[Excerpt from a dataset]
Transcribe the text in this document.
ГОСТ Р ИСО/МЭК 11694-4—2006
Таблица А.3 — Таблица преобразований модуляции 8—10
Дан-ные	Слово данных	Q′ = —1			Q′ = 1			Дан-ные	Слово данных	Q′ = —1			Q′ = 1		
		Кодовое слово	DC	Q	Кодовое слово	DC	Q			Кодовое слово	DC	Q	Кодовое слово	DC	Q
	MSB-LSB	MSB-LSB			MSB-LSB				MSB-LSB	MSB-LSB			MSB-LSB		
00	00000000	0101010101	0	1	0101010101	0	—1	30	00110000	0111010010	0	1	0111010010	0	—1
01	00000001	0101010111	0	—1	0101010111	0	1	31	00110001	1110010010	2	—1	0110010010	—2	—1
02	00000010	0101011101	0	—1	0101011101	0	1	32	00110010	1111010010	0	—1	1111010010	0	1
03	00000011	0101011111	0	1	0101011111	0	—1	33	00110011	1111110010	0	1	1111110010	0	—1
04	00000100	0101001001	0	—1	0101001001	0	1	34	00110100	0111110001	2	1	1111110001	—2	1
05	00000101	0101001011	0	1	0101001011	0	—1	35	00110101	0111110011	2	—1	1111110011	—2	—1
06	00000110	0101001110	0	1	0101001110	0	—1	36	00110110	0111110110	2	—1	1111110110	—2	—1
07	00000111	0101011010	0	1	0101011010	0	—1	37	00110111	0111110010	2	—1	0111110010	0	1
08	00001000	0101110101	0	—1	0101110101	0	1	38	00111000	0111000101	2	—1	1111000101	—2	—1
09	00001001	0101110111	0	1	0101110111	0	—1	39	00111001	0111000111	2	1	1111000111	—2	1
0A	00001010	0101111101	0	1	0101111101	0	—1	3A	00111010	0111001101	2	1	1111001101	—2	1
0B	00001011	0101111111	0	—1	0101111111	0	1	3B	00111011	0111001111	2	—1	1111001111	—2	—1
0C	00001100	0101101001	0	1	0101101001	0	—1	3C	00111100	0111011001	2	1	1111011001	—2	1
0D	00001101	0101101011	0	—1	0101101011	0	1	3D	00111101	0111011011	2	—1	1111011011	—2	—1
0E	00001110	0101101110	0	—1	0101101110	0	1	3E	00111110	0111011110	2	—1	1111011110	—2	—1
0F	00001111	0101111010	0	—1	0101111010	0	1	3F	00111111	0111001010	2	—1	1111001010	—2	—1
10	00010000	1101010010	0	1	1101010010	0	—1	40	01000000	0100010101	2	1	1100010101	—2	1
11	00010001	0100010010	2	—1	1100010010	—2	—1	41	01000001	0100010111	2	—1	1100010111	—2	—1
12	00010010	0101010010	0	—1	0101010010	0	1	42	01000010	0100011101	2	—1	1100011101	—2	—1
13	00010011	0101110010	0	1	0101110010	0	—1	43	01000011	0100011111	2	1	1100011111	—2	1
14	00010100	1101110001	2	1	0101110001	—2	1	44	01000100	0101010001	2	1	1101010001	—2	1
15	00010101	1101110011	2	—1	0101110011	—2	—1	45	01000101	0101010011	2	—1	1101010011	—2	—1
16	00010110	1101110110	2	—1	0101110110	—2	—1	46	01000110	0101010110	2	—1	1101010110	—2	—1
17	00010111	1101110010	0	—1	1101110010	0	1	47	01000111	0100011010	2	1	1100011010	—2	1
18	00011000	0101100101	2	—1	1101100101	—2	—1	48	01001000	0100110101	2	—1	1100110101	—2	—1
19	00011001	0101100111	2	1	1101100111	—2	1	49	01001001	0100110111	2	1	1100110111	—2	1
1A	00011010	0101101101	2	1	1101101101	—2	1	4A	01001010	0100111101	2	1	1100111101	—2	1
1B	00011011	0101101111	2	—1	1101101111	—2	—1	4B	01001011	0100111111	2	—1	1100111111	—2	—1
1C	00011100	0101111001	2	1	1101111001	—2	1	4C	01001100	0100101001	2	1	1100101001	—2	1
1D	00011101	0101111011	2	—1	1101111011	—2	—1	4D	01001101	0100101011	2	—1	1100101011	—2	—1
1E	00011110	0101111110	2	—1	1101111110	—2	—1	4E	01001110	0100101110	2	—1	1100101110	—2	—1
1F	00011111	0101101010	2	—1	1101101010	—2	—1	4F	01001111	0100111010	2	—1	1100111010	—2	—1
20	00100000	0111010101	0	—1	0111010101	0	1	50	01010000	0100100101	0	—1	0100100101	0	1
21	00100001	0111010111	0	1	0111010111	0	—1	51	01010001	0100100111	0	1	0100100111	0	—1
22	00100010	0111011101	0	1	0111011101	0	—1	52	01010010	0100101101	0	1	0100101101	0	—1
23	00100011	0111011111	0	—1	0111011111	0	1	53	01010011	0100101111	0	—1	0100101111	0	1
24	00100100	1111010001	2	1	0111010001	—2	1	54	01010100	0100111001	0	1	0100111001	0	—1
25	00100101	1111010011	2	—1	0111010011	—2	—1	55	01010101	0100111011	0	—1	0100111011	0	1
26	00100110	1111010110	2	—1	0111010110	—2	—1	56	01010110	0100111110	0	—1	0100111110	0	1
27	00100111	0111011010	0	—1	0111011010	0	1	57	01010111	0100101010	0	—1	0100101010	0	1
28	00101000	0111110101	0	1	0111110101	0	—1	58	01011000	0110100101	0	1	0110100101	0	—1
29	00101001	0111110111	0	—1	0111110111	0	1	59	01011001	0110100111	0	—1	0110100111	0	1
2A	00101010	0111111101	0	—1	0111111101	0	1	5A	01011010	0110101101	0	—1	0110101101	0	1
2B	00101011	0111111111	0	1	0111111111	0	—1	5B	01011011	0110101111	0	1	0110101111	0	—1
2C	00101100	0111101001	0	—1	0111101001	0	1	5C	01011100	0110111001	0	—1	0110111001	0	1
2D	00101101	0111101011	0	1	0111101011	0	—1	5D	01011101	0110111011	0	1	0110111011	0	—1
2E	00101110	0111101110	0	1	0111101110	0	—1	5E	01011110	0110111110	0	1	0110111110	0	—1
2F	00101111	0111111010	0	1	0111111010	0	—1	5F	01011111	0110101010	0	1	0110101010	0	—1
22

PROBLEM DETAILS:
Every entry should be printed again exactly as written.

TASK SOLUTION:
Transcribe the text in this document.
ГОСТ Р ИСО/МЭК 11694-4—2006
Таблица А.3 — Таблица преобразований модуляции 8—10
Дан-ные	Слово данных	Q′ = —1			Q′ = 1			Дан-ные	Слово данных	Q′ = —1			Q′ = 1		
		Кодовое слово	DC	Q	Кодовое слово	DC	Q			Кодовое слово	DC	Q	Кодовое слово	DC	Q
	MSB-LSB	MSB-LSB			MSB-LSB				MSB-LSB	MSB-LSB			MSB-LSB		
00	00000000	0101010101	0	1	0101010101	0	—1	30	00110000	0111010010	0	1	0111010010	0	—1
01	00000001	0101010111	0	—1	0101010111	0	1	31	00110001	1110010010	2	—1	0110010010	—2	—1
02	00000010	0101011101	0	—1	0101011101	0	1	32	00110010	1111010010	0	—1	1111010010	0	1
03	00000011	0101011111	0	1	0101011111	0	—1	33	00110011	1111110010	0	1	1111110010	0	—1
04	00000100	0101001001	0	—1	0101001001	0	1	34	00110100	0111110001	2	1	1111110001	—2	1
05	00000101	0101001011	0	1	0101001011	0	—1	35	00110101	0111110011	2	—1	1111110011	—2	—1
06	00000110	0101001110	0	1	0101001110	0	—1	36	00110110	0111110110	2	—1	1111110110	—2	—1
07	00000111	0101011010	0	1	0101011010	0	—1	37	00110111	0111110010	2	—1	0111110010	0	1
08	00001000	0101110101	0	—1	0101110101	0	1	38	00111000	0111000101	2	—1	1111000101	—2	—1
09	00001001	0101110111	0	1	0101110111	0	—1	39	00111001	0111000111	2	1	1111000111	—2	1
0A	00001010	0101111101	0	1	0101111101	0	—1	3A	00111010	0111001101	2	1	1111001101	—2	1
0B	00001011	0101111111	0	—1	0101111111	0	1	3B	00111011	0111001111	2	—1	1111001111	—2	—1
0C	00001100	0101101001	0	1	0101101001	0	—1	3C	00111100	0111011001	2	1	1111011001	—2	1
0D	00001101	0101101011	0	—1	0101101011	0	1	3D	00111101	0111011011	2	—1	1111011011	—2	—1
0E	00001110	0101101110	0	—1	0101101110	0	1	3E	00111110	0111011110	2	—1	1111011110	—2	—1
0F	00001111	0101111010	0	—1	0101111010	0	1	3F	00111111	0111001010	2	—1	1111001010	—2	—1
10	00010000	1101010010	0	1	1101010010	0	—1	40	01000000	0100010101	2	1	1100010101	—2	1
11	00010001	0100010010	2	—1	1100010010	—2	—1	41	01000001	0100010111	2	—1	1100010111	—2	—1
12	00010010	0101010010	0	—1	0101010010	0	1	42	01000010	0100011101	2	—1	1100011101	—2	—1
13	00010011	0101110010	0	1	0101110010	0	—1	43	01000011	0100011111	2	1	1100011111	—2	1
14	00010100	1101110001	2	1	0101110001	—2	1	44	01000100	0101010001	2	1	1101010001	—2	1
15	00010101	1101110011	2	—1	0101110011	—2	—1	45	01000101	0101010011	2	—1	1101010011	—2	—1
16	00010110	1101110110	2	—1	0101110110	—2	—1	46	01000110	0101010110	2	—1	1101010110	—2	—1
17	00010111	1101110010	0	—1	1101110010	0	1	47	01000111	0100011010	2	1	1100011010	—2	1
18	00011000	0101100101	2	—1	1101100101	—2	—1	48	01001000	0100110101	2	—1	1100110101	—2	—1
19	00011001	0101100111	2	1	1101100111	—2	1	49	01001001	0100110111	2	1	1100110111	—2	1
1A	00011010	0101101101	2	1	1101101101	—2	1	4A	01001010	0100111101	2	1	1100111101	—2	1
1B	00011011	0101101111	2	—1	1101101111	—2	—1	4B	01001011	0100111111	2	—1	1100111111	—2	—1
1C	00011100	0101111001	2	1	1101111001	—2	1	4C	01001100	0100101001	2	1	1100101001	—2	1
1D	00011101	0101111011	2	—1	1101111011	—2	—1	4D	01001101	0100101011	2	—1	1100101011	—2	—1
1E	00011110	0101111110	2	—1	1101111110	—2	—1	4E	01001110	0100101110	2	—1	1100101110	—2	—1
1F	00011111	0101101010	2	—1	1101101010	—2	—1	4F	01001111	0100111010	2	—1	1100111010	—2	—1
20	00100000	0111010101	0	—1	0111010101	0	1	50	01010000	0100100101	0	—1	0100100101	0	1
21	00100001	0111010111	0	1	0111010111	0	—1	51	01010001	0100100111	0	1	0100100111	0	—1
22	00100010	0111011101	0	1	0111011101	0	—1	52	01010010	0100101101	0	1	0100101101	0	—1
23	00100011	0111011111	0	—1	0111011111	0	1	53	01010011	0100101111	0	—1	0100101111	0	1
24	00100100	1111010001	2	1	0111010001	—2	1	54	01010100	0100111001	0	1	0100111001	0	—1
25	00100101	1111010011	2	—1	0111010011	—2	—1	55	01010101	0100111011	0	—1	0100111011	0	1
26	00100110	1111010110	2	—1	0111010110	—2	—1	56	01010110	0100111110	0	—1	0100111110	0	1
27	00100111	0111011010	0	—1	0111011010	0	1	57	01010111	0100101010	0	—1	0100101010	0	1
28	00101000	0111110101	0	1	0111110101	0	—1	58	01011000	0110100101	0	1	0110100101	0	—1
29	00101001	0111110111	0	—1	0111110111	0	1	59	01011001	0110100111	0	—1	0110100111	0	1
2A	00101010	0111111101	0	—1	0111111101	0	1	5A	01011010	0110101101	0	—1	0110101101	0	1
2B	00101011	0111111111	0	1	0111111111	0	—1	5B	01011011	0110101111	0	1	0110101111	0	—1
2C	00101100	0111101001	0	—1	0111101001	0	1	5C	01011100	0110111001	0	—1	0110111001	0	1
2D	00101101	0111101011	0	1	0111101011	0	—1	5D	01011101	0110111011	0	1	0110111011	0	—1
2E	00101110	0111101110	0	1	0111101110	0	—1	5E	01011110	0110111110	0	1	0110111110	0	—1
2F	00101111	0111111010	0	1	0111111010	0	—1	5F	01011111	0110101010	0	1	0110101010	0	—1
22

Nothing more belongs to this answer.